Exercise: Repeat everything in the material exactly.

Data for this exercise:

■ ■ ■ ■ ■ ■ ■

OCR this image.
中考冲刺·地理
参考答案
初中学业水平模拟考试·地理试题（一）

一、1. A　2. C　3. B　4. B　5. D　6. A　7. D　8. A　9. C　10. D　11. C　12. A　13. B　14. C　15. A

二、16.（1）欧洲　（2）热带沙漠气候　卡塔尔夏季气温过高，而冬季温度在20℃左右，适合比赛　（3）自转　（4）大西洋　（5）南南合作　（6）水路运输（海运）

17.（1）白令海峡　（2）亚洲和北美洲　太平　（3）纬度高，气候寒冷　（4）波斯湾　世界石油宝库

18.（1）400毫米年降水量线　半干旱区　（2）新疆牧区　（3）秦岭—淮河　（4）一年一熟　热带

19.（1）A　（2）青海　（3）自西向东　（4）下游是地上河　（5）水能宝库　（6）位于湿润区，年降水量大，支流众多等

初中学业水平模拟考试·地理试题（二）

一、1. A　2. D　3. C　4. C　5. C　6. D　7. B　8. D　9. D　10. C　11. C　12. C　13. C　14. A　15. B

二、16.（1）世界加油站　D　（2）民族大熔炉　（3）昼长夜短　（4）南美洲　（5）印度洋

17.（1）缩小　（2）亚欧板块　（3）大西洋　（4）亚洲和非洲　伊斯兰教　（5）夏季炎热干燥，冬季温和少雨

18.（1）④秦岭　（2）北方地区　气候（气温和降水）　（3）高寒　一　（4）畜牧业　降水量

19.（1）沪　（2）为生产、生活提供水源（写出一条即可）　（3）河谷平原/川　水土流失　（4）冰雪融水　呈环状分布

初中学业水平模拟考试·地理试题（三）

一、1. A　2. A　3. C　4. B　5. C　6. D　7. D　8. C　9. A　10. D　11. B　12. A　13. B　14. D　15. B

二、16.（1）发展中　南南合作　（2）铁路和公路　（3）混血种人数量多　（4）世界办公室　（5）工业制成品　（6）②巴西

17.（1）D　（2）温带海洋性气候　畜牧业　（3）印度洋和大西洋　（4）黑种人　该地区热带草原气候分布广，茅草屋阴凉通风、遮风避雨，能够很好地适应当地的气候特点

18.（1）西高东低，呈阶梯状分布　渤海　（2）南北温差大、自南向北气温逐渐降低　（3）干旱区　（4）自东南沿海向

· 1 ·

■ ■ ■ ■ ■ ■ ■

Task output:
OCR this image.
中考冲刺·地理
参考答案
初中学业水平模拟考试·地理试题（一）

一、1. A　2. C　3. B　4. B　5. D　6. A　7. D　8. A　9. C　10. D　11. C　12. A　13. B　14. C　15. A

二、16.（1）欧洲　（2）热带沙漠气候　卡塔尔夏季气温过高，而冬季温度在20℃左右，适合比赛　（3）自转　（4）大西洋　（5）南南合作　（6）水路运输（海运）

17.（1）白令海峡　（2）亚洲和北美洲　太平　（3）纬度高，气候寒冷　（4）波斯湾　世界石油宝库

18.（1）400毫米年降水量线　半干旱区　（2）新疆牧区　（3）秦岭—淮河　（4）一年一熟　热带

19.（1）A　（2）青海　（3）自西向东　（4）下游是地上河　（5）水能宝库　（6）位于湿润区，年降水量大，支流众多等

初中学业水平模拟考试·地理试题（二）

一、1. A　2. D　3. C　4. C　5. C　6. D　7. B　8. D　9. D　10. C　11. C　12. C　13. C　14. A　15. B

二、16.（1）世界加油站　D　（2）民族大熔炉　（3）昼长夜短　（4）南美洲　（5）印度洋

17.（1）缩小　（2）亚欧板块　（3）大西洋　（4）亚洲和非洲　伊斯兰教　（5）夏季炎热干燥，冬季温和少雨

18.（1）④秦岭　（2）北方地区　气候（气温和降水）　（3）高寒　一　（4）畜牧业　降水量

19.（1）沪　（2）为生产、生活提供水源（写出一条即可）　（3）河谷平原/川　水土流失　（4）冰雪融水　呈环状分布

初中学业水平模拟考试·地理试题（三）

一、1. A　2. A　3. C　4. B　5. C　6. D　7. D　8. C　9. A　10. D　11. B　12. A　13. B　14. D　15. B

二、16.（1）发展中　南南合作　（2）铁路和公路　（3）混血种人数量多　（4）世界办公室　（5）工业制成品　（6）②巴西

17.（1）D　（2）温带海洋性气候　畜牧业　（3）印度洋和大西洋　（4）黑种人　该地区热带草原气候分布广，茅草屋阴凉通风、遮风避雨，能够很好地适应当地的气候特点

18.（1）西高东低，呈阶梯状分布　渤海　（2）南北温差大、自南向北气温逐渐降低　（3）干旱区　（4）自东南沿海向

· 1 ·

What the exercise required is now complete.